→ **TASK REQUIREMENTS**
The records should be written out in full, with nothing altered.

→ **INPUT FOR THIS TASK**
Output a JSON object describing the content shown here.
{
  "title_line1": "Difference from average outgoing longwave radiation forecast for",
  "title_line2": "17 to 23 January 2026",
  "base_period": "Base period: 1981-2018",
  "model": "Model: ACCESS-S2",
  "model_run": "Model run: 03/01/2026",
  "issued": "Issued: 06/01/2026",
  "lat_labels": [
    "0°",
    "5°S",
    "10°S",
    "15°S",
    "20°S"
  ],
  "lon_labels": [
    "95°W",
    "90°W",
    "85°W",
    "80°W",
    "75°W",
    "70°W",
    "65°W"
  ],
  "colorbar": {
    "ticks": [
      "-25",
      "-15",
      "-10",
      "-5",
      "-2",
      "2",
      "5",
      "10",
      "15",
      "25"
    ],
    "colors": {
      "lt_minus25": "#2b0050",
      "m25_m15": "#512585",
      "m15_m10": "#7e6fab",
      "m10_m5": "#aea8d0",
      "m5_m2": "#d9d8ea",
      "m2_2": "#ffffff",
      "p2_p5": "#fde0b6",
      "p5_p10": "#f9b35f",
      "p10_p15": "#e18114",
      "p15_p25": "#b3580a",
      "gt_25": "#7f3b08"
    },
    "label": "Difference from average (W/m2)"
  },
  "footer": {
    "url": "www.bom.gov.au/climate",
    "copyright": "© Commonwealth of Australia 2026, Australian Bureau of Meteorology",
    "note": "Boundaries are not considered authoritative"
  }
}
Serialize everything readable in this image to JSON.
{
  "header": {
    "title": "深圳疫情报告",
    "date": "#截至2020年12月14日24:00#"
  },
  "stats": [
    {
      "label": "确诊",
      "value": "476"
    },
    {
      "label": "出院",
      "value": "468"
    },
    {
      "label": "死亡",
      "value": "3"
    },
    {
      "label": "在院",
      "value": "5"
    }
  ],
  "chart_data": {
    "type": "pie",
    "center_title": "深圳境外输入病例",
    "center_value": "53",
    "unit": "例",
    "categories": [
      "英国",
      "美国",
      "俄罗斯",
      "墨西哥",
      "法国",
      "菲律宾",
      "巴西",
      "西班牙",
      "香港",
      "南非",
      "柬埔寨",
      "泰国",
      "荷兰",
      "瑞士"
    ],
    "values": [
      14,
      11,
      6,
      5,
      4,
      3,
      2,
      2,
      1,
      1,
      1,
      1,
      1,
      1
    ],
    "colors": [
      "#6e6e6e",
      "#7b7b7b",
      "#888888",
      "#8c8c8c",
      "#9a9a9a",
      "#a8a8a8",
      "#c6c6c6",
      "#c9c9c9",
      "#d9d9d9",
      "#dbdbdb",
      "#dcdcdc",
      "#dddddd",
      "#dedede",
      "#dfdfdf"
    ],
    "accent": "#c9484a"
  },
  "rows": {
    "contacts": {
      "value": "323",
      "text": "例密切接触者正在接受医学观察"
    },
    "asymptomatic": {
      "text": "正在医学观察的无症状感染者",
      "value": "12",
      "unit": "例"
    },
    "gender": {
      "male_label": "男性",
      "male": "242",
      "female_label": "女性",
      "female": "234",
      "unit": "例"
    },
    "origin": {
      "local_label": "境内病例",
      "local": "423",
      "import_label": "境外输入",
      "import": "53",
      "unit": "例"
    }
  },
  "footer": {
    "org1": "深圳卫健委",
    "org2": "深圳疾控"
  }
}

→ **FINISHED TASK**
Output a JSON object describing the content shown here.
{
  "title_line1": "Difference from average outgoing longwave radiation forecast for",
  "title_line2": "17 to 23 January 2026",
  "base_period": "Base period: 1981-2018",
  "model": "Model: ACCESS-S2",
  "model_run": "Model run: 03/01/2026",
  "issued": "Issued: 06/01/2026",
  "lat_labels": [
    "0°",
    "5°S",
    "10°S",
    "15°S",
    "20°S"
  ],
  "lon_labels": [
    "95°W",
    "90°W",
    "85°W",
    "80°W",
    "75°W",
    "70°W",
    "65°W"
  ],
  "colorbar": {
    "ticks": [
      "-25",
      "-15",
      "-10",
      "-5",
      "-2",
      "2",
      "5",
      "10",
      "15",
      "25"
    ],
    "colors": {
      "lt_minus25": "#2b0050",
      "m25_m15": "#512585",
      "m15_m10": "#7e6fab",
      "m10_m5": "#aea8d0",
      "m5_m2": "#d9d8ea",
      "m2_2": "#ffffff",
      "p2_p5": "#fde0b6",
      "p5_p10": "#f9b35f",
      "p10_p15": "#e18114",
      "p15_p25": "#b3580a",
      "gt_25": "#7f3b08"
    },
    "label": "Difference from average (W/m2)"
  },
  "footer": {
    "url": "www.bom.gov.au/climate",
    "copyright": "© Commonwealth of Australia 2026, Australian Bureau of Meteorology",
    "note": "Boundaries are not considered authoritative"
  }
}
Serialize everything readable in this image to JSON.
{
  "header": {
    "title": "深圳疫情报告",
    "date": "#截至2020年12月14日24:00#"
  },
  "stats": [
    {
      "label": "确诊",
      "value": "476"
    },
    {
      "label": "出院",
      "value": "468"
    },
    {
      "label": "死亡",
      "value": "3"
    },
    {
      "label": "在院",
      "value": "5"
    }
  ],
  "chart_data": {
    "type": "pie",
    "center_title": "深圳境外输入病例",
    "center_value": "53",
    "unit": "例",
    "categories": [
      "英国",
      "美国",
      "俄罗斯",
      "墨西哥",
      "法国",
      "菲律宾",
      "巴西",
      "西班牙",
      "香港",
      "南非",
      "柬埔寨",
      "泰国",
      "荷兰",
      "瑞士"
    ],
    "values": [
      14,
      11,
      6,
      5,
      4,
      3,
      2,
      2,
      1,
      1,
      1,
      1,
      1,
      1
    ],
    "colors": [
      "#6e6e6e",
      "#7b7b7b",
      "#888888",
      "#8c8c8c",
      "#9a9a9a",
      "#a8a8a8",
      "#c6c6c6",
      "#c9c9c9",
      "#d9d9d9",
      "#dbdbdb",
      "#dcdcdc",
      "#dddddd",
      "#dedede",
      "#dfdfdf"
    ],
    "accent": "#c9484a"
  },
  "rows": {
    "contacts": {
      "value": "323",
      "text": "例密切接触者正在接受医学观察"
    },
    "asymptomatic": {
      "text": "正在医学观察的无症状感染者",
      "value": "12",
      "unit": "例"
    },
    "gender": {
      "male_label": "男性",
      "male": "242",
      "female_label": "女性",
      "female": "234",
      "unit": "例"
    },
    "origin": {
      "local_label": "境内病例",
      "local": "423",
      "import_label": "境外输入",
      "import": "53",
      "unit": "例"
    }
  },
  "footer": {
    "org1": "深圳卫健委",
    "org2": "深圳疾控"
  }
}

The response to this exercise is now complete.